Aim of the exercise: Scan the data beneath this task and copy each line that includes "structured".

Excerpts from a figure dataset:
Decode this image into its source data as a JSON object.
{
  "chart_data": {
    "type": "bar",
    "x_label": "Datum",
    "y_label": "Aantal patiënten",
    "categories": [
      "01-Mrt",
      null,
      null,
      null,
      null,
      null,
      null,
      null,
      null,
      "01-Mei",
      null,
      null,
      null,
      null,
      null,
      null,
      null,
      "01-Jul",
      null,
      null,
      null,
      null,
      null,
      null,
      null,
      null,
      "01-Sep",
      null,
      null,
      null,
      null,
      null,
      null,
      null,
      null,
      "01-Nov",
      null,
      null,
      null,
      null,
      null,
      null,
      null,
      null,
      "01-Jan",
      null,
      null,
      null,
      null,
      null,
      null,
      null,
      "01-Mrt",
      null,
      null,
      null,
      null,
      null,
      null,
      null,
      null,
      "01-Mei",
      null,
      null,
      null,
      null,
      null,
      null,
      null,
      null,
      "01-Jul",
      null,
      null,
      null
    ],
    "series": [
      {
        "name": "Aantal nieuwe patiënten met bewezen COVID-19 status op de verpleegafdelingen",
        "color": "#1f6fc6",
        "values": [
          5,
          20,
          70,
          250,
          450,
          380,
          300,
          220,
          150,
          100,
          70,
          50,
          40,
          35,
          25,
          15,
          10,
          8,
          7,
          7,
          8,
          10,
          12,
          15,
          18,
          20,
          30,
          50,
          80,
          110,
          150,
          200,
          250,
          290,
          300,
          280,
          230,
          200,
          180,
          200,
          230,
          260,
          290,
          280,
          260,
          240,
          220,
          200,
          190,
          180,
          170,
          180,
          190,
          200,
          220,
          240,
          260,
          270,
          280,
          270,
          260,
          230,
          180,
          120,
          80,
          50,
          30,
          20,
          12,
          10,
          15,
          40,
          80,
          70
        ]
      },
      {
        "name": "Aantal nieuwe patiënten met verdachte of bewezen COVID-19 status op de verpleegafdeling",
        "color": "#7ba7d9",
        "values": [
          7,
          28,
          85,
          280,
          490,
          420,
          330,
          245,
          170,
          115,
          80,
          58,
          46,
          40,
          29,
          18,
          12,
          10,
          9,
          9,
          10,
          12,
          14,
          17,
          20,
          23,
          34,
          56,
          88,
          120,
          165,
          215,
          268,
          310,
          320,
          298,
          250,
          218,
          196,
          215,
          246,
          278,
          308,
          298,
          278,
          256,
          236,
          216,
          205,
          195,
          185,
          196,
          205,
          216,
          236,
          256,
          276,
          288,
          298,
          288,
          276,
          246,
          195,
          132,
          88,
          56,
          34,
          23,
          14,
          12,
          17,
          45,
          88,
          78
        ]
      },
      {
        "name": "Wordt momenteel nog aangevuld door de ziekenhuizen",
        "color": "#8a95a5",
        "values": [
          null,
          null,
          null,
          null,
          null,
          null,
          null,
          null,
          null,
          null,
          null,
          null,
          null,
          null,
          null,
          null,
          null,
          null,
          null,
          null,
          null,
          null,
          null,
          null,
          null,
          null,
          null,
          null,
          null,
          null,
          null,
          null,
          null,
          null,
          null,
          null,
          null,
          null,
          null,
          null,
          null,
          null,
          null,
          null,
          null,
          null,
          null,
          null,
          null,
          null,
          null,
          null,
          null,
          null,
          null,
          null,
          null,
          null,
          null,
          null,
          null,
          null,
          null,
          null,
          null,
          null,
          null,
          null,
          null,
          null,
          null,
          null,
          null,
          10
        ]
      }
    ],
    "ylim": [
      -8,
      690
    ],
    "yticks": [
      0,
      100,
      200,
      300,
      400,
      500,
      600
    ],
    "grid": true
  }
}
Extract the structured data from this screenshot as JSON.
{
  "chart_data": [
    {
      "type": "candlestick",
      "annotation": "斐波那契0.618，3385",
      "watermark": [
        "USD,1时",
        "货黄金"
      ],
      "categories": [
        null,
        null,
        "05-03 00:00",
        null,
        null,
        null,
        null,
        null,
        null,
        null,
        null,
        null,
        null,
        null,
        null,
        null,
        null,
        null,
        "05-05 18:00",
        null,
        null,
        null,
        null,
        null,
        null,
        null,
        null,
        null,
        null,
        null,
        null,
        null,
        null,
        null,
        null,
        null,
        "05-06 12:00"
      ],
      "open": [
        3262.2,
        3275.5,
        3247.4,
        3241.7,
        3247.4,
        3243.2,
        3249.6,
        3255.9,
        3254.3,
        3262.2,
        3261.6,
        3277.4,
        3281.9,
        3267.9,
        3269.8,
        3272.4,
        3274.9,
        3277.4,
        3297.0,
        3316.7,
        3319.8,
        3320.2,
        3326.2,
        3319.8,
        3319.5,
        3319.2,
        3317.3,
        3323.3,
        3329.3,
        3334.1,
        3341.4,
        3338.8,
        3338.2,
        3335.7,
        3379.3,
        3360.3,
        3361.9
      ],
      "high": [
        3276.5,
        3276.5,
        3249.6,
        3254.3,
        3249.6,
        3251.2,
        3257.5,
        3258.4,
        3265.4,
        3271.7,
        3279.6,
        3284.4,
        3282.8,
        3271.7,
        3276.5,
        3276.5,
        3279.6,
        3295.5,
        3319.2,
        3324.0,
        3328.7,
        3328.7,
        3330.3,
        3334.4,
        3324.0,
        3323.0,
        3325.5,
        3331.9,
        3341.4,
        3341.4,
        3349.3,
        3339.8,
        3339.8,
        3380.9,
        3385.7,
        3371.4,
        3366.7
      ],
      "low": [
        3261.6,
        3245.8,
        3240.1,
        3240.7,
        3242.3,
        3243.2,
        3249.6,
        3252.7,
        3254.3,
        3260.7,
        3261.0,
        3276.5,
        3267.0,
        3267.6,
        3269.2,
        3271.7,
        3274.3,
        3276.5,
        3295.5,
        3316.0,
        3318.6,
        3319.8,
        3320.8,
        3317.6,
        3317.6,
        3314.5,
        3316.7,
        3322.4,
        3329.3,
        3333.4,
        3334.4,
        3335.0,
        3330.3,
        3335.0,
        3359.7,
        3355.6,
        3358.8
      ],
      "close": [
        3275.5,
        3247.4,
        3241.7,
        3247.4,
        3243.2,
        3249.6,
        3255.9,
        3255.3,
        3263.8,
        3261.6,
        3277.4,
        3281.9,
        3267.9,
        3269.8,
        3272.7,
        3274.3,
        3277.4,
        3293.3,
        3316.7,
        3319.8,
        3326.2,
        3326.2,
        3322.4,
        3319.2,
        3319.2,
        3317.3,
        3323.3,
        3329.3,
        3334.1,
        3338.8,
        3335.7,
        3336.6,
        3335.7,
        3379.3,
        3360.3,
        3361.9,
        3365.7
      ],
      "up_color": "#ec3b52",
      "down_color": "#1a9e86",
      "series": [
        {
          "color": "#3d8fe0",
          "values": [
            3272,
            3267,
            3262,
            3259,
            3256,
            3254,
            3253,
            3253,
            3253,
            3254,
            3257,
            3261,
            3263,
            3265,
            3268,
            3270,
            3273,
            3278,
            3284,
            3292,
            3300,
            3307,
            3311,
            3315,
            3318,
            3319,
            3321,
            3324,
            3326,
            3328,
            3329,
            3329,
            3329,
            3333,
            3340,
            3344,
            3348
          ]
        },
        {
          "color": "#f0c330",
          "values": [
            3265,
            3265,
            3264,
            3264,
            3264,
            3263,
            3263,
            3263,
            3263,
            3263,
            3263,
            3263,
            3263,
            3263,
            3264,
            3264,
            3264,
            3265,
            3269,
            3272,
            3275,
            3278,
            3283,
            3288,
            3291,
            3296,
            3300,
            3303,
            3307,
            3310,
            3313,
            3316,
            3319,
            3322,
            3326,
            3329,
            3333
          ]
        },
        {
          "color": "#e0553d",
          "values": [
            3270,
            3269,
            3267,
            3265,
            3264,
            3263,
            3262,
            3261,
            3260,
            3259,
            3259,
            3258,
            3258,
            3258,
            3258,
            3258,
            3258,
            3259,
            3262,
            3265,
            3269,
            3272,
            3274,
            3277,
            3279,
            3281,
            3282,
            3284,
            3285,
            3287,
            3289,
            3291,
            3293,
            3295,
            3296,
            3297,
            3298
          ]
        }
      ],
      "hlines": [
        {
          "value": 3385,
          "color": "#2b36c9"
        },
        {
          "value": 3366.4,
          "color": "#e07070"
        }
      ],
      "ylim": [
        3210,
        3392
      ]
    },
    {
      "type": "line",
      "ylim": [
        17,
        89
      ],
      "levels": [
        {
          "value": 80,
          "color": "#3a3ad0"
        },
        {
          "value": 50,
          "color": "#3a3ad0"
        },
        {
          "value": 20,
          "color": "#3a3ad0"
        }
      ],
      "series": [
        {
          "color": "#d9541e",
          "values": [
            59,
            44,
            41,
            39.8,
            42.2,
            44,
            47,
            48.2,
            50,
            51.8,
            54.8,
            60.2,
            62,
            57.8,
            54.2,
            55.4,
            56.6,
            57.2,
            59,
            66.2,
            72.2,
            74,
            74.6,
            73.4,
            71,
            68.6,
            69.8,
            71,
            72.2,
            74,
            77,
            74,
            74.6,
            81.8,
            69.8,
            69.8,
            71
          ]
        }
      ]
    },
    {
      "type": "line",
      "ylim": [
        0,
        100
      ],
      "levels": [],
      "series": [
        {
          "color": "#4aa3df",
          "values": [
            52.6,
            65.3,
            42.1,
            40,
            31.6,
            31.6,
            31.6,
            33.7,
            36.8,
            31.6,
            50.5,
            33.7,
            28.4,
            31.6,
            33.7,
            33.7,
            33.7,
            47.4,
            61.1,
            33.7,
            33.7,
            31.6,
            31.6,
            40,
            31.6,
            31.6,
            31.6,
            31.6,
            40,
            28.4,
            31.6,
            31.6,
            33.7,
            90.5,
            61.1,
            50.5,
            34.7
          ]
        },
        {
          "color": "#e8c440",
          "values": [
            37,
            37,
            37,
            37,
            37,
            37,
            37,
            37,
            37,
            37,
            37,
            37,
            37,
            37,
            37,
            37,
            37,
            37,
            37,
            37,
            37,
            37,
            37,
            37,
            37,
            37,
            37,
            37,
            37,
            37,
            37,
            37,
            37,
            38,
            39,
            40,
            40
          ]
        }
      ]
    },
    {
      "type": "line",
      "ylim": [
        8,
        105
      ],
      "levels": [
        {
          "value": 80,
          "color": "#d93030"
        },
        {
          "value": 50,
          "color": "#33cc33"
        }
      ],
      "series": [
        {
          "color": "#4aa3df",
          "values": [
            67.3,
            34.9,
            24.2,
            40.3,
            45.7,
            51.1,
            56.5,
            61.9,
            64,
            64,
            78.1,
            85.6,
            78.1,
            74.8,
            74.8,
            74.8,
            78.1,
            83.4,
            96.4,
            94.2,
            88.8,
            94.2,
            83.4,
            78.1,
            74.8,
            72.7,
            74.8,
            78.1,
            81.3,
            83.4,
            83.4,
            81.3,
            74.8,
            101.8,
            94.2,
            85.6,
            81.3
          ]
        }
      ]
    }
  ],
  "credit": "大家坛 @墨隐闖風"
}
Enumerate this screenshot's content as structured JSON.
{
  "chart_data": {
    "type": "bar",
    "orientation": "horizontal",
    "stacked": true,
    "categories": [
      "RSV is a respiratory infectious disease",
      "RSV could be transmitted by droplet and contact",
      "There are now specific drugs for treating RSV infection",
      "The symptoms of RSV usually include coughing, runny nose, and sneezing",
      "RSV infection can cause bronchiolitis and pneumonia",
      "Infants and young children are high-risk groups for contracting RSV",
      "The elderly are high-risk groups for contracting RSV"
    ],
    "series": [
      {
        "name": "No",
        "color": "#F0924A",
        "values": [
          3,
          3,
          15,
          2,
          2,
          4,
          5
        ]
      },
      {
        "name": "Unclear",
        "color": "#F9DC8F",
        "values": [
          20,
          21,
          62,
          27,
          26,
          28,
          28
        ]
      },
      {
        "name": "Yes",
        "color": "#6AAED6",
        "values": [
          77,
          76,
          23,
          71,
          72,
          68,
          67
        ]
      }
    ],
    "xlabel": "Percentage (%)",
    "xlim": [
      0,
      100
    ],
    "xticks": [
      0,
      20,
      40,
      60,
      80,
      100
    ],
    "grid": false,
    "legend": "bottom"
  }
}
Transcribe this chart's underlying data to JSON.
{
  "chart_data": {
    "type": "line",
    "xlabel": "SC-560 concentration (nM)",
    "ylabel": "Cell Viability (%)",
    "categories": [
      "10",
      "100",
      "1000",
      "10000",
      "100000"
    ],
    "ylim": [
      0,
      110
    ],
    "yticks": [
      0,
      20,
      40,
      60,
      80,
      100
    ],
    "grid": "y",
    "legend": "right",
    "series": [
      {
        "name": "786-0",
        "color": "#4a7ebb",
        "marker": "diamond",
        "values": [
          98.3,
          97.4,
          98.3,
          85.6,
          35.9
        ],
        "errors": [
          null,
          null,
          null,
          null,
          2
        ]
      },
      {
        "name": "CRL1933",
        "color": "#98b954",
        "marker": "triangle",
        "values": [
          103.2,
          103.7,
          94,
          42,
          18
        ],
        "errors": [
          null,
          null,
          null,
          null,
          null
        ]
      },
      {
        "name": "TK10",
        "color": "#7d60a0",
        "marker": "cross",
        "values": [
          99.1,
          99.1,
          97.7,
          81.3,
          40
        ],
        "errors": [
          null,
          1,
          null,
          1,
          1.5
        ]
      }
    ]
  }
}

Complete response:
Extract the structured data from this screenshot as JSON.
Enumerate this screenshot's content as structured JSON.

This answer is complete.